— start The data —

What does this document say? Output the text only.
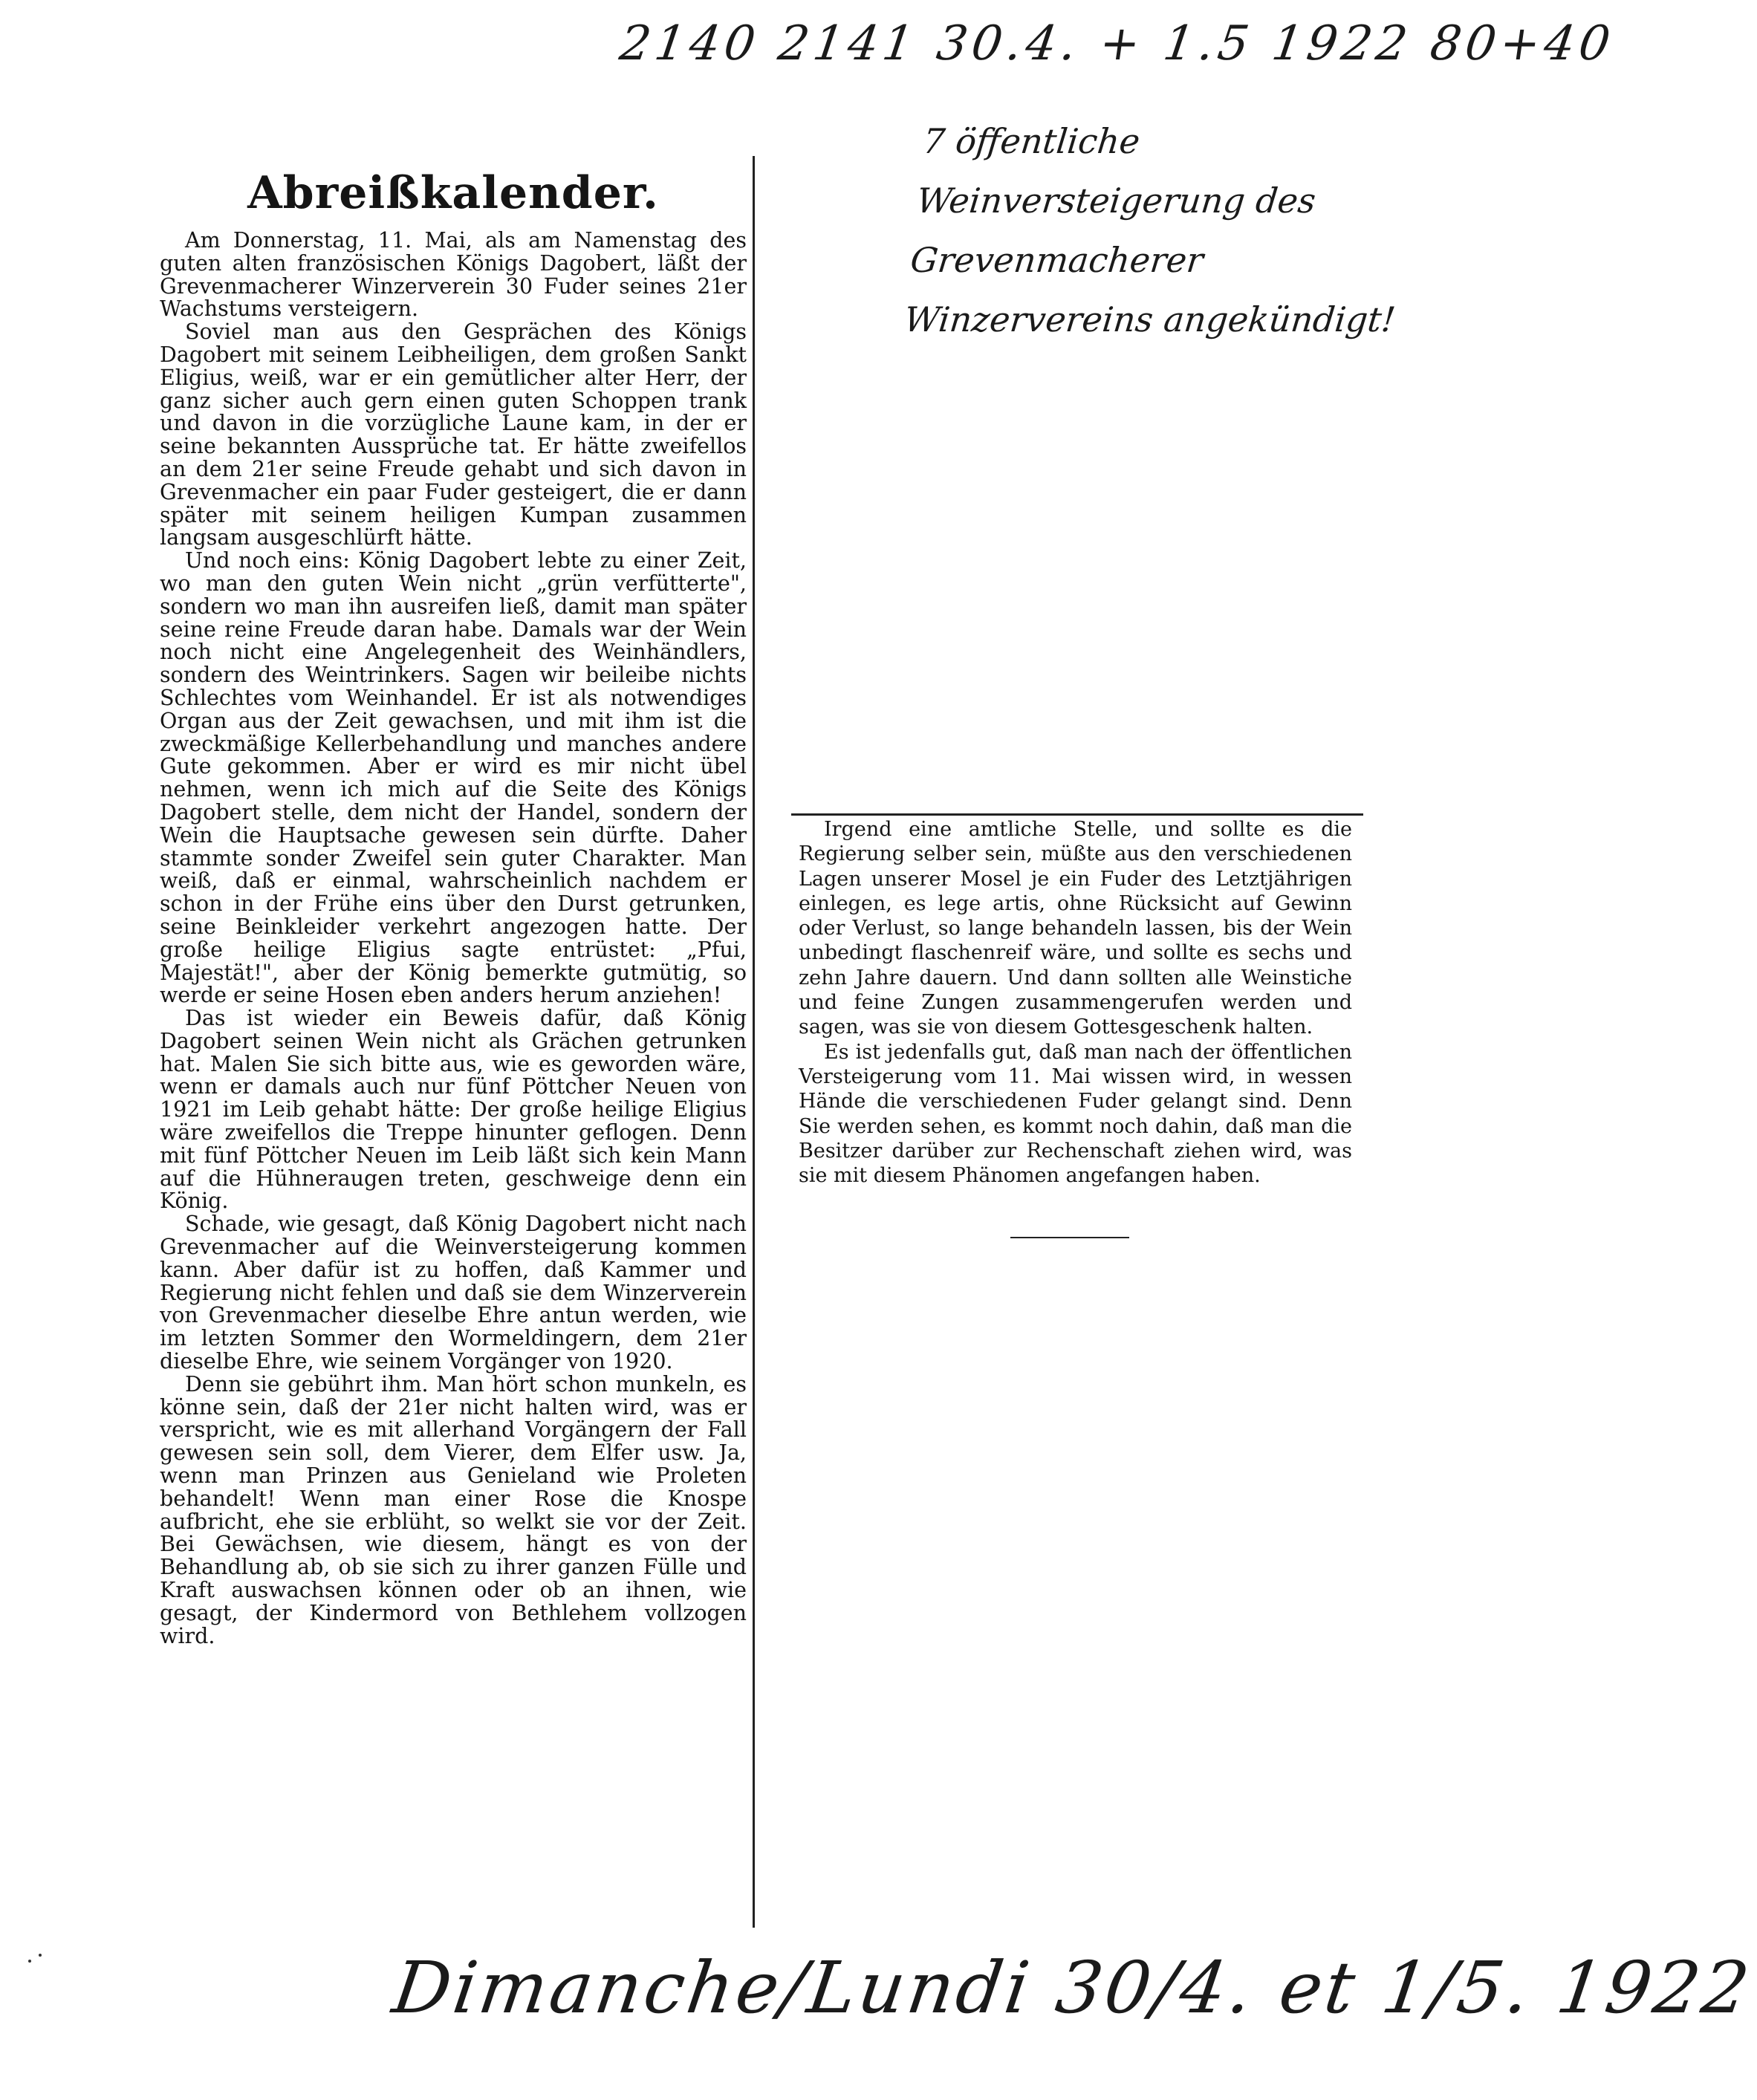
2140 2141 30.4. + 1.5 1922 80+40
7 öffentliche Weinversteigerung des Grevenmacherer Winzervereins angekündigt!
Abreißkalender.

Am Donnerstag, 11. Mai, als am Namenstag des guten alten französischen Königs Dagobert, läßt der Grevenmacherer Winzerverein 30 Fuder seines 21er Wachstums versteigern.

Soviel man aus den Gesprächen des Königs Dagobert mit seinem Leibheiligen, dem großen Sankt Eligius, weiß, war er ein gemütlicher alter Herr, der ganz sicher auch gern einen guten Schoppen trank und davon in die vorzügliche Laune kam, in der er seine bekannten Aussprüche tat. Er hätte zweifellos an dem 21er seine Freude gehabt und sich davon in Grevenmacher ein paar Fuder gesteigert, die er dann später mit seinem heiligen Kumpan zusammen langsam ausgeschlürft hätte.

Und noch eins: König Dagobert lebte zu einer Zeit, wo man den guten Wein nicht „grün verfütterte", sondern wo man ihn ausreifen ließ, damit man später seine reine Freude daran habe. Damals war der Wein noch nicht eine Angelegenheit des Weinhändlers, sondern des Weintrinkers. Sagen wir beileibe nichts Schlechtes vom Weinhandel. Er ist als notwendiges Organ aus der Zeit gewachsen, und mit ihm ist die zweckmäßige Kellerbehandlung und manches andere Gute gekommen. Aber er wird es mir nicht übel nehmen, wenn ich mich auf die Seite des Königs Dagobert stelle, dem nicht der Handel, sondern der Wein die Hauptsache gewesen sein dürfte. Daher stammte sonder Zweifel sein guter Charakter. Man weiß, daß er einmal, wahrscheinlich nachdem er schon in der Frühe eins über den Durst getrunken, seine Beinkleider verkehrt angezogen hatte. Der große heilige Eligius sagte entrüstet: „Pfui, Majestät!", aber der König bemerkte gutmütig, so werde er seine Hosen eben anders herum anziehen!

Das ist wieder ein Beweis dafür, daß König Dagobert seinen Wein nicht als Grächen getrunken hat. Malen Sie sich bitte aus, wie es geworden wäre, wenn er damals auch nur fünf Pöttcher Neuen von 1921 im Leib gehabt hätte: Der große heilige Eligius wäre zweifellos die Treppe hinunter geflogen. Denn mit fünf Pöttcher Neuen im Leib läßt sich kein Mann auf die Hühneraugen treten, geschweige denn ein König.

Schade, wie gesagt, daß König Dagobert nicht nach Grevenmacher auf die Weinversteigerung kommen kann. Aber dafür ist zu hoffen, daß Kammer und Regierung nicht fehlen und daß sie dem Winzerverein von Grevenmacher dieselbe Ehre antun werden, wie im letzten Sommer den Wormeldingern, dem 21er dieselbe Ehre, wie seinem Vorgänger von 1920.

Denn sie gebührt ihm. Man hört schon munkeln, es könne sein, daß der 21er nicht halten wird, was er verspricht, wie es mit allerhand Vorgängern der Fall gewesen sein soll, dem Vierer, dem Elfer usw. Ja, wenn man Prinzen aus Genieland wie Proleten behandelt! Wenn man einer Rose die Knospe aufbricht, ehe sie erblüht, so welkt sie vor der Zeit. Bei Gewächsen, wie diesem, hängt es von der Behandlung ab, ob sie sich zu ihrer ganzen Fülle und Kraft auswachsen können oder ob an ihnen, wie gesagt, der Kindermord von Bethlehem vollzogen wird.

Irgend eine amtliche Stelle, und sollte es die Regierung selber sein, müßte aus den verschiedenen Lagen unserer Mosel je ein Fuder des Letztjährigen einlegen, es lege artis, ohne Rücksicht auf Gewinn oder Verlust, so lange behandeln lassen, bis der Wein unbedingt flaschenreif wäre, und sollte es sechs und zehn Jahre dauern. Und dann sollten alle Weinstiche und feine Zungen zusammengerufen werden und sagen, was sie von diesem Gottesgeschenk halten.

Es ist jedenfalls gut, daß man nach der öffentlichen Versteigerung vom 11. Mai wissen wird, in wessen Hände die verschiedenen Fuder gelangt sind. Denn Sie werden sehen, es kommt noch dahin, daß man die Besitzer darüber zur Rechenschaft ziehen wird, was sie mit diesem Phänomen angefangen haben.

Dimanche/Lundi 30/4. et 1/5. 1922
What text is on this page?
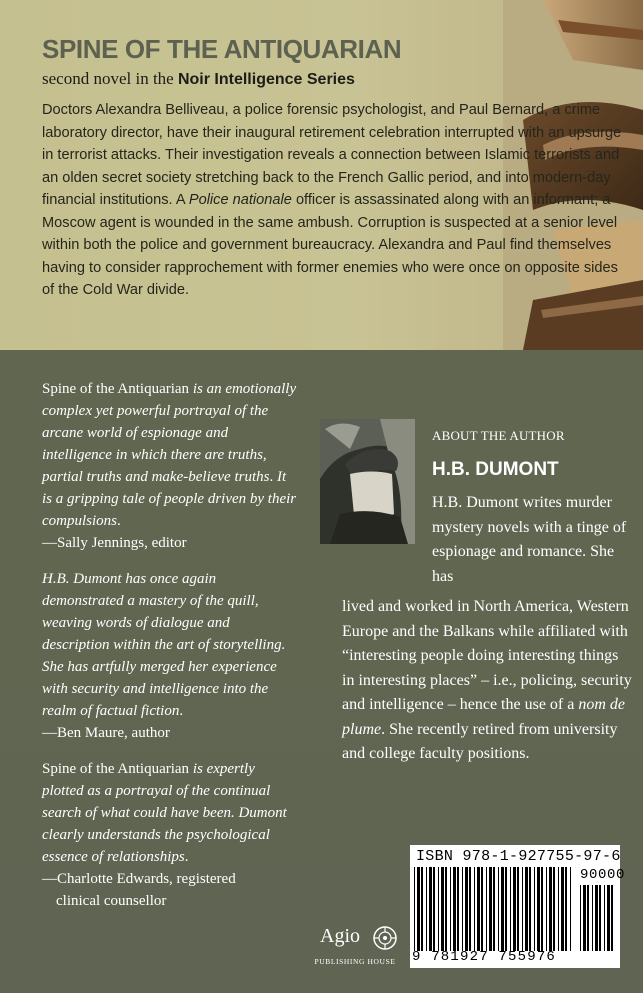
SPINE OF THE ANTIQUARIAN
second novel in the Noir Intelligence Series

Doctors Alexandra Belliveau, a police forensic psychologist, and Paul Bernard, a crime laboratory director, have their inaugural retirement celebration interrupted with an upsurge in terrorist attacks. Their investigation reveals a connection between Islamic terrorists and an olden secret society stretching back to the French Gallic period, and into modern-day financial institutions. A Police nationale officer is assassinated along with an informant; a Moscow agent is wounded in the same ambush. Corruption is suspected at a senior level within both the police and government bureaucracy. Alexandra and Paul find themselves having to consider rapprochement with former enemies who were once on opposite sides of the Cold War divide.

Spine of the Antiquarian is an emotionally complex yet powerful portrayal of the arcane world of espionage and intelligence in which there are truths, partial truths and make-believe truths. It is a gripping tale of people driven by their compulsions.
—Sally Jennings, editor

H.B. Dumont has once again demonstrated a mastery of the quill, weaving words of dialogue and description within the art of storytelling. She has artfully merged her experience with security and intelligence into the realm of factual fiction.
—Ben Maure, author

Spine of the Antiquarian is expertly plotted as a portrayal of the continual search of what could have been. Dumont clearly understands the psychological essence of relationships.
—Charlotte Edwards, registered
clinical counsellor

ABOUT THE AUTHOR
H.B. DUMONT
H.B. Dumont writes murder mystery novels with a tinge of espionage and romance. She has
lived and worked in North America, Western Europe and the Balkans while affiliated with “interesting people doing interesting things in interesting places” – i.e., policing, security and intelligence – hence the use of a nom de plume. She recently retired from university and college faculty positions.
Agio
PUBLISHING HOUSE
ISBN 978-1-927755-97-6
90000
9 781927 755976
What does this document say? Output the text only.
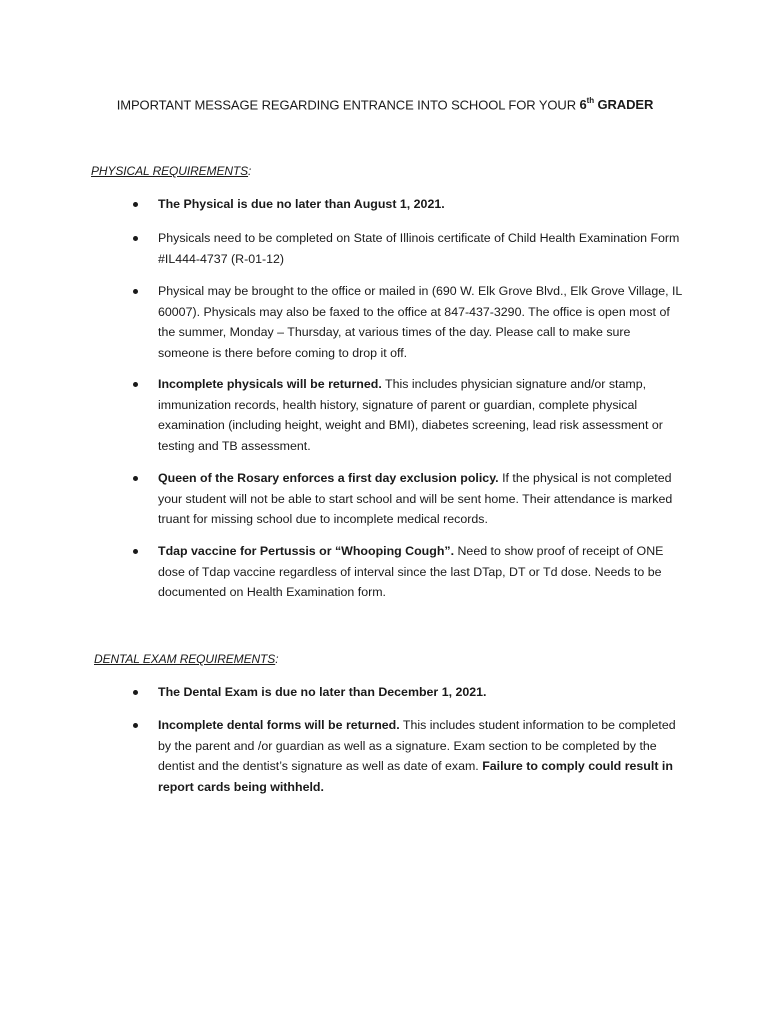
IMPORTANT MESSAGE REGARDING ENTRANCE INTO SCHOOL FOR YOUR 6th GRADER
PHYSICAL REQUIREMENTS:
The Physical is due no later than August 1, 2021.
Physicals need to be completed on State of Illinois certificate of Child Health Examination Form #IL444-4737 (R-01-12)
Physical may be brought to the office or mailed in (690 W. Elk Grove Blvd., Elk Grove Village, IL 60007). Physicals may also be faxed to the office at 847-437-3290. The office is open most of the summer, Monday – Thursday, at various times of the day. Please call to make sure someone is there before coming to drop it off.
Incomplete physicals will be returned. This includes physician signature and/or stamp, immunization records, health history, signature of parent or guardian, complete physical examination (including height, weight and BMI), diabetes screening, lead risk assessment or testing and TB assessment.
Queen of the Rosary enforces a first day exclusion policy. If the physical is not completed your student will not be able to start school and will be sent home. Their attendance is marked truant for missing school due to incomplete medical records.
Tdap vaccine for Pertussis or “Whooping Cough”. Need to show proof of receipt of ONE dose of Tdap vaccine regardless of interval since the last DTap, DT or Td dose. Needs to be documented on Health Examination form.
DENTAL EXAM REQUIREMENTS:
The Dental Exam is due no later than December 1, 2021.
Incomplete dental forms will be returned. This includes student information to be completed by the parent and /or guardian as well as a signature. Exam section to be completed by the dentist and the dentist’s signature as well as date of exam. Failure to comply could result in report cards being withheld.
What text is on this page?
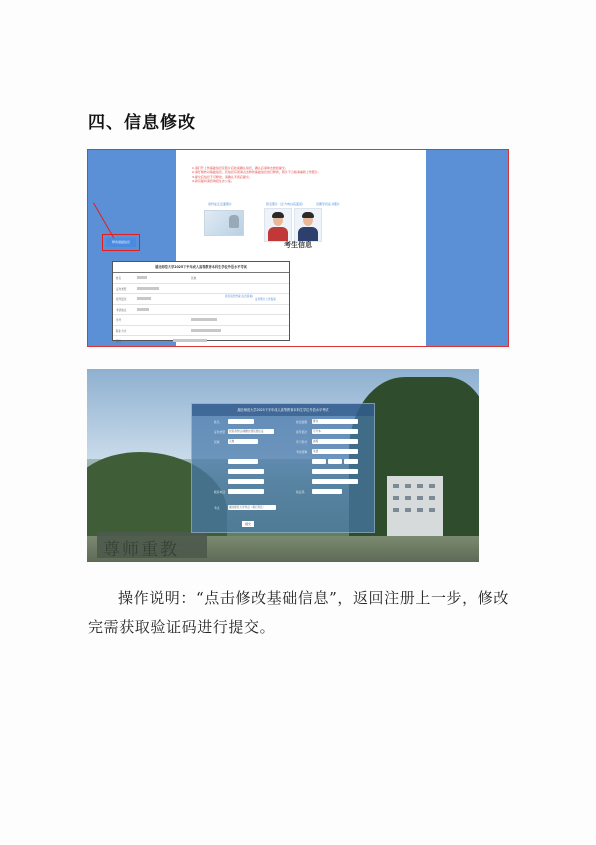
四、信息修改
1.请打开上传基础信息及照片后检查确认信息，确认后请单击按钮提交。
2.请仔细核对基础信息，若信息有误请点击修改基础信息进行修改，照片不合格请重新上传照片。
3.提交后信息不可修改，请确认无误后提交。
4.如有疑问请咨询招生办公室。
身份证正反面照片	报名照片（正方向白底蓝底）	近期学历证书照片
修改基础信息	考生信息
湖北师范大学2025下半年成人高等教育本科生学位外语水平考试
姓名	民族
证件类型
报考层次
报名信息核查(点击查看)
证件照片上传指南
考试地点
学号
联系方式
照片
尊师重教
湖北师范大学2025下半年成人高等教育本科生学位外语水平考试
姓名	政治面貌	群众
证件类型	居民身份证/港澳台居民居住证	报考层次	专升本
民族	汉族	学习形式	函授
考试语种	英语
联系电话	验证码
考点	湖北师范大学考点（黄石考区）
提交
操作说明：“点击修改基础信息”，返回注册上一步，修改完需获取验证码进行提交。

— end The data —

Task: Exactly how many lines of the material contain the word "than"? Write the number alone.

Solved exercise: 2